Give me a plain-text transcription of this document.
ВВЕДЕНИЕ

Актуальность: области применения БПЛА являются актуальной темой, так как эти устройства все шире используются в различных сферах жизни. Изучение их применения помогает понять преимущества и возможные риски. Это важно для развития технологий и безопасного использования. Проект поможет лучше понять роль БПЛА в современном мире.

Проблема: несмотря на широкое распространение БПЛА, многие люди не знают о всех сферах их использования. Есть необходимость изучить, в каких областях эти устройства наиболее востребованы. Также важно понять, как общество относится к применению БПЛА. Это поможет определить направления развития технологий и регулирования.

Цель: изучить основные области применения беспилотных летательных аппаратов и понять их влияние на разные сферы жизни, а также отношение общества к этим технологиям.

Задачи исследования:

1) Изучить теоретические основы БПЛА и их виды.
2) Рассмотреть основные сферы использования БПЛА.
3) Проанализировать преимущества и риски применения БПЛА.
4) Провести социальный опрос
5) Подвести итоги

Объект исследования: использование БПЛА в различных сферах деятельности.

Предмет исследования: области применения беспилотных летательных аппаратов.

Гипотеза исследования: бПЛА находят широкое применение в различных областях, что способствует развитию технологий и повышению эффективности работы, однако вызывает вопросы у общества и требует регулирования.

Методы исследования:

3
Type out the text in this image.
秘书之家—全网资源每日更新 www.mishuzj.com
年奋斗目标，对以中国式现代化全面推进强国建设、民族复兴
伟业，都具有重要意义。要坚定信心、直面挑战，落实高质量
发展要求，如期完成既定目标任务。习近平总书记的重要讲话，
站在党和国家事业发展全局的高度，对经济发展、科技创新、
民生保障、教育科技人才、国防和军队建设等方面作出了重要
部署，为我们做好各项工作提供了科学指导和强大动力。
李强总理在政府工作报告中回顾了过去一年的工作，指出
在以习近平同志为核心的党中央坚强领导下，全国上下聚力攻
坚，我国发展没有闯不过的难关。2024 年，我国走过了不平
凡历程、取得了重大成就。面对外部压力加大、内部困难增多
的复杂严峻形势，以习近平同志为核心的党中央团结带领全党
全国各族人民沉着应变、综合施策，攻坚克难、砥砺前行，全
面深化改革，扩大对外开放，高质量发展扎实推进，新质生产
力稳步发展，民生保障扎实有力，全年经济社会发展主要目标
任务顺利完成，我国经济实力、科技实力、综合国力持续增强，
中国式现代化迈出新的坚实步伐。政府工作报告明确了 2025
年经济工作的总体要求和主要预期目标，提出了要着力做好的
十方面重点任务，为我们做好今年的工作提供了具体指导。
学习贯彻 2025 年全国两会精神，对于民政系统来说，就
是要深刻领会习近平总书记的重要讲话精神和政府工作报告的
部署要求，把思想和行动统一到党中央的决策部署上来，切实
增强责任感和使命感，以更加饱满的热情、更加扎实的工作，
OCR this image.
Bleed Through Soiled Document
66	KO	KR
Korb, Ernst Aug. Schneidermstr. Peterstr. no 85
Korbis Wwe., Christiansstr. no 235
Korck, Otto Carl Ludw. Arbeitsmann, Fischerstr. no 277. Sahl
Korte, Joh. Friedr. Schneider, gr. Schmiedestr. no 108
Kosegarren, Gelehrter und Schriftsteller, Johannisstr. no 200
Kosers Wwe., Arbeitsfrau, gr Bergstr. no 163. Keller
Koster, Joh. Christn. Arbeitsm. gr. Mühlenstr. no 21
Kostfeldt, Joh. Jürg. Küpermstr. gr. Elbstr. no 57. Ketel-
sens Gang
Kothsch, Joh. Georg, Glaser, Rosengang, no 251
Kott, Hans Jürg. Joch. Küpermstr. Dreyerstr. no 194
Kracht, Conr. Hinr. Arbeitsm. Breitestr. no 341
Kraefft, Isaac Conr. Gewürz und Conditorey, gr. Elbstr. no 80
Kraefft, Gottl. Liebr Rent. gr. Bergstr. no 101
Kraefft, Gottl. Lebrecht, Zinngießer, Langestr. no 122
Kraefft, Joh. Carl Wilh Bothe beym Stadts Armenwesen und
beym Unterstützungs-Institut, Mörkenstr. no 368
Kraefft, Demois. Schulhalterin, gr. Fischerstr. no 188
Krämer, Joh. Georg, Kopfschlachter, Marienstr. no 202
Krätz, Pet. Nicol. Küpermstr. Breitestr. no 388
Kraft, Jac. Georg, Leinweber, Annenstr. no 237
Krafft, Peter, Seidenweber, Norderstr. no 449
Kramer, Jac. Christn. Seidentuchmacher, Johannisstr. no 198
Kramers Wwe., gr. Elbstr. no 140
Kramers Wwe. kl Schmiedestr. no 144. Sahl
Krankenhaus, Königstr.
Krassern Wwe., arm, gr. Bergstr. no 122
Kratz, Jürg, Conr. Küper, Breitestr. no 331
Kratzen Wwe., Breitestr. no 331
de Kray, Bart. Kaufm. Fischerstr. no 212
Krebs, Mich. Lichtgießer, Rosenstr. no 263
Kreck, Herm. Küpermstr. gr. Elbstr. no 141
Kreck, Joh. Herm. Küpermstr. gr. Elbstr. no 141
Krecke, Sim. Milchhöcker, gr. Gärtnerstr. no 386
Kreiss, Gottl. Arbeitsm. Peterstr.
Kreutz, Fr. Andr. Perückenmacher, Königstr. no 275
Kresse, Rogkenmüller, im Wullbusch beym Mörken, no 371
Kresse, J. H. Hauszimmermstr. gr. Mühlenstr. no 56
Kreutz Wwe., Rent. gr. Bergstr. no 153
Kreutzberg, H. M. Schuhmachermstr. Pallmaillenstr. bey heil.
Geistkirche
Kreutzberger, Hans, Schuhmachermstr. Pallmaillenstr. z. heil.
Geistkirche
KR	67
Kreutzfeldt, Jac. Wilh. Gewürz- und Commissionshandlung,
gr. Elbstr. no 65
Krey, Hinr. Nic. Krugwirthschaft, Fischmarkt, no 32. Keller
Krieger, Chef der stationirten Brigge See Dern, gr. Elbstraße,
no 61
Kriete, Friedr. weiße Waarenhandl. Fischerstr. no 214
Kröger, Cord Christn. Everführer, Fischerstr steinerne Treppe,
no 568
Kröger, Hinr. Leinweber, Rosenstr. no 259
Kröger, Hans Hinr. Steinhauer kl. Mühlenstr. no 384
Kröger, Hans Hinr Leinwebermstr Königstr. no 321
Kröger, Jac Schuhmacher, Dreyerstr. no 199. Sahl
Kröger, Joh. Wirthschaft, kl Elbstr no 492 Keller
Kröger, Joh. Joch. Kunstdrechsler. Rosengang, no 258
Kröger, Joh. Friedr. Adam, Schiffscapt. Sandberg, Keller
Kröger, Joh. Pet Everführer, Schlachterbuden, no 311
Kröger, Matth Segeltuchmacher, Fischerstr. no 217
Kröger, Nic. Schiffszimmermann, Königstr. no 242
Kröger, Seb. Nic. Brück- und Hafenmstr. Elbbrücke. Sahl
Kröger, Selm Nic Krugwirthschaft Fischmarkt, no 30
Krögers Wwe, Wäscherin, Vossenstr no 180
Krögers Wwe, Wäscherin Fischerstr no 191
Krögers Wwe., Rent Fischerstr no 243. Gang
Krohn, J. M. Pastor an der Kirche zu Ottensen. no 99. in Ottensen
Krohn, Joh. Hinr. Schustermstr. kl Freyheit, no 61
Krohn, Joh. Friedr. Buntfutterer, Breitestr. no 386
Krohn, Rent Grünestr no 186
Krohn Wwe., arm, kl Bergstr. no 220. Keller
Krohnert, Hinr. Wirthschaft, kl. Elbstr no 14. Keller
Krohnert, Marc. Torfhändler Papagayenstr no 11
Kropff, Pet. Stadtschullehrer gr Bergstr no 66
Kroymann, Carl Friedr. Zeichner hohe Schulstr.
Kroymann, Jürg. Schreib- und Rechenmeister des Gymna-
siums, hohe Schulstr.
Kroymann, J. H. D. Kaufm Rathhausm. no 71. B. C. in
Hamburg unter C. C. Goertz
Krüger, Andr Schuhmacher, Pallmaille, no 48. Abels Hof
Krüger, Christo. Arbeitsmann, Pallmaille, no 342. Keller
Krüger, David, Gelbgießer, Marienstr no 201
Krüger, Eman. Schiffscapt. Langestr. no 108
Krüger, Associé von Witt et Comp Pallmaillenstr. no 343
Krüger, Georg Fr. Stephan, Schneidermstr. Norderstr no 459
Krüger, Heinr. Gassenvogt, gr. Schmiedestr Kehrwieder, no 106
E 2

> **EXERCISE OBJECTIVE**
Copy each line of the entries that includes the word "Kaufm".

> **SOLUTION FOR THIS EXERCISE**
de Kray, Bart. Kaufm. Fischerstr. no 212
Kroymann, J. H. D. Kaufm Rathhausm. no 71. B. C. in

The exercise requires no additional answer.